本文
****************
小説とエッセイの違いは、コントと漫才の違いに近い

又吉 (相方と)2人でするトークと漫才の違いって何やと思う?そこにエッセイと小説の違いを理解するヒントがありそうな気がする。

岩井 うーん。形式的には、明確な違いはないですね。

又吉 じゃあ爆笑トークライブと漫才の違いは?

岩井 爆笑トークライブはつまらなそう(笑)。

又吉 漫才はゴールが決まってるところがトークと違うよね。あと、エッセイはすごい広いんやろな。エッセイの中に笑い話があってもいいし、小説の要素もあってもいいし。

岩井 そのわりに何も賞はないって言われて。

又吉 エッセイ?あると思うよ。

岩井 校内マラソン1位くらいの賞しかないって聞いたんですけど、(小説とエッセイの)労力がそんなに変わらないとしたら、この差はなんなんだろうって思ったりしましたね。

又吉 たしかにね。エッセイ書くのもすごい時間かかるし、面白いエッセイって、岩井の今回の本もそうやし、いっぱいありますからね。

岩井 又吉さんはエッセイと小説、書くときの切り替えはどうしてるんですか?

又吉 エッセイは自分が感じたこと見たことを書くんだけど、小説のほうは書き始めても入っていけなくて書けないっていうことはある。今、こいつ(主人公)の気持ちに添えないないなぁっていうときがある。僕の書いた小説の主人公って自分の分身の部分もあるけど、全然違うところもあるから、そいつを理解していないと話す言葉が出てこない。
****************
抽出データ
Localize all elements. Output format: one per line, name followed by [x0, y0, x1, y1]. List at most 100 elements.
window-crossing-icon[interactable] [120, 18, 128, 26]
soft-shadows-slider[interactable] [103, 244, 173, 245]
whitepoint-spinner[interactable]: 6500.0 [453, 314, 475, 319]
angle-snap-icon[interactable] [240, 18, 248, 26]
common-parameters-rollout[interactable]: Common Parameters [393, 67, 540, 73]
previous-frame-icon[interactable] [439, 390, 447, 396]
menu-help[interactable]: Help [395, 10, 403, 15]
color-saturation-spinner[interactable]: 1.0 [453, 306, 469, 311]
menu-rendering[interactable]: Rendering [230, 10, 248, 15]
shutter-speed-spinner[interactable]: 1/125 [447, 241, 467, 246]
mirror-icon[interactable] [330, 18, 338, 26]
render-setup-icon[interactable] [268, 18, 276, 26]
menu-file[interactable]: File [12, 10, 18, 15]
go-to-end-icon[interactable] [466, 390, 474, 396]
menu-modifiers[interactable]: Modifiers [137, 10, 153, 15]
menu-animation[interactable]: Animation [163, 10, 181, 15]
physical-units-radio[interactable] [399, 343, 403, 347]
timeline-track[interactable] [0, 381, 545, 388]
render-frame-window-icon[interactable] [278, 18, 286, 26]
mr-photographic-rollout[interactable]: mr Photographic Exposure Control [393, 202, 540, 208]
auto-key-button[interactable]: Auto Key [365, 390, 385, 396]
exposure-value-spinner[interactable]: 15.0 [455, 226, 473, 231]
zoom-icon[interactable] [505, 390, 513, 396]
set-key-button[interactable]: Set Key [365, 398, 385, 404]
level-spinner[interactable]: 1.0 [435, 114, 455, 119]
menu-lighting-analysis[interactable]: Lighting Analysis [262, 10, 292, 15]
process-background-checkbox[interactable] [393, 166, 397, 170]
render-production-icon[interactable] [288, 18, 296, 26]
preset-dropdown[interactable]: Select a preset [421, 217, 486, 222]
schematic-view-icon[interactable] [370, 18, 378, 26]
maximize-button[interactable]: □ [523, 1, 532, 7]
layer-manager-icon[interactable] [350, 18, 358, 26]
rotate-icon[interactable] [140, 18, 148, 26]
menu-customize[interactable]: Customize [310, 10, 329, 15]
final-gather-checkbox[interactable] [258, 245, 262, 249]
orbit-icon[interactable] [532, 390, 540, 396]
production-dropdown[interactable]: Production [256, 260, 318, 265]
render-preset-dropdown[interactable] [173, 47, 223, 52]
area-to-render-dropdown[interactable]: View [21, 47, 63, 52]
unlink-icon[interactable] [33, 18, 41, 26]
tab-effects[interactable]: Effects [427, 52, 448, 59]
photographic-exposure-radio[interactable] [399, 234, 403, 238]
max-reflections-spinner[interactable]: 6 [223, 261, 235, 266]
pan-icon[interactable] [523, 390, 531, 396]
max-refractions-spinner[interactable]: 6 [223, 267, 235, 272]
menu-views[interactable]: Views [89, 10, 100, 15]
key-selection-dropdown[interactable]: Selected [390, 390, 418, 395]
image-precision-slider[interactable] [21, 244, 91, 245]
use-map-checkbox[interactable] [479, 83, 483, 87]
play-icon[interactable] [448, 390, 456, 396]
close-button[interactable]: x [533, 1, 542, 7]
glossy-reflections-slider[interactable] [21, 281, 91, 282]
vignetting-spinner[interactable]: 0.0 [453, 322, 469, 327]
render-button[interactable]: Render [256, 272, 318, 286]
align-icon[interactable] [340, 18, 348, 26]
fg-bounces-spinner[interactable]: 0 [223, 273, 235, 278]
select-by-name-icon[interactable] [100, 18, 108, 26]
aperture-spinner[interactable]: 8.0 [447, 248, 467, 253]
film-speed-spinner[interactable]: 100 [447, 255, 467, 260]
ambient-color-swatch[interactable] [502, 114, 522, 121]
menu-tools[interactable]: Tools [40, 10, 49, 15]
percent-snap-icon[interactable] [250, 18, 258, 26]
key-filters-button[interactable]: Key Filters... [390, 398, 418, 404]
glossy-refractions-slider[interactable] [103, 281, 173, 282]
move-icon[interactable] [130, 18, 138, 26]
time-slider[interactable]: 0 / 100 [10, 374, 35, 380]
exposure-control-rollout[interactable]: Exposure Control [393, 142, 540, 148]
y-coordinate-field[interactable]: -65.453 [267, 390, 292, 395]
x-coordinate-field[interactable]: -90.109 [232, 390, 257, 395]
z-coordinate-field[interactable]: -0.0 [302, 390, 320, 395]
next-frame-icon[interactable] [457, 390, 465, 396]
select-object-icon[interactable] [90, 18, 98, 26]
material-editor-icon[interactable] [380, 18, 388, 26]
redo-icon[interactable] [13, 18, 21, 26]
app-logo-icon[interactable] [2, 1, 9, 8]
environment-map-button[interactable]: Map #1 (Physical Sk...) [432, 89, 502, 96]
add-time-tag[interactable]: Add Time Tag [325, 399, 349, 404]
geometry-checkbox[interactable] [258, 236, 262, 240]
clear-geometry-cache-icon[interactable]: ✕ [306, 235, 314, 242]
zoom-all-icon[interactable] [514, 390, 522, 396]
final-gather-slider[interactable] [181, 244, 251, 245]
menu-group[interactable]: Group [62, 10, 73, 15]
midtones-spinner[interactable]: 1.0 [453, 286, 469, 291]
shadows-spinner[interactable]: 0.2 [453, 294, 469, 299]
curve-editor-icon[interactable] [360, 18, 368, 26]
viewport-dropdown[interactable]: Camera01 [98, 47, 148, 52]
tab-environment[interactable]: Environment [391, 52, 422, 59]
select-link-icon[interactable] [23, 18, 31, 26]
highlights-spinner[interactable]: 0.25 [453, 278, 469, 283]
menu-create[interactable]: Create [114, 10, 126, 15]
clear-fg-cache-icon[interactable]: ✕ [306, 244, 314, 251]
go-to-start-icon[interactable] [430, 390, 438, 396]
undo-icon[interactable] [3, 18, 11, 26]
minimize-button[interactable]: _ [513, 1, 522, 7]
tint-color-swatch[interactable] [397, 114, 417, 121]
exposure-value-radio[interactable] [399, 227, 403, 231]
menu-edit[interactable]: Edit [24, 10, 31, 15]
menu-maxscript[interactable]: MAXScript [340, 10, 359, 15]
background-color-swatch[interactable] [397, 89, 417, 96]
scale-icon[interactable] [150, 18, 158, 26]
****************
作業指示
本文の「又吉 じゃあ爆笑トークライブと漫才の違いは?」から「又吉 エッセイ?あると思うよ。」までを、両端も含めてそのまま書き写してください。

解答
又吉 じゃあ爆笑トークライブと漫才の違いは?

岩井 爆笑トークライブはつまらなそう(笑)。

又吉 漫才はゴールが決まってるところがトークと違うよね。あと、エッセイはすごい広いんやろな。エッセイの中に笑い話があってもいいし、小説の要素もあってもいいし。

岩井 そのわりに何も賞はないって言われて。

又吉 エッセイ?あると思うよ。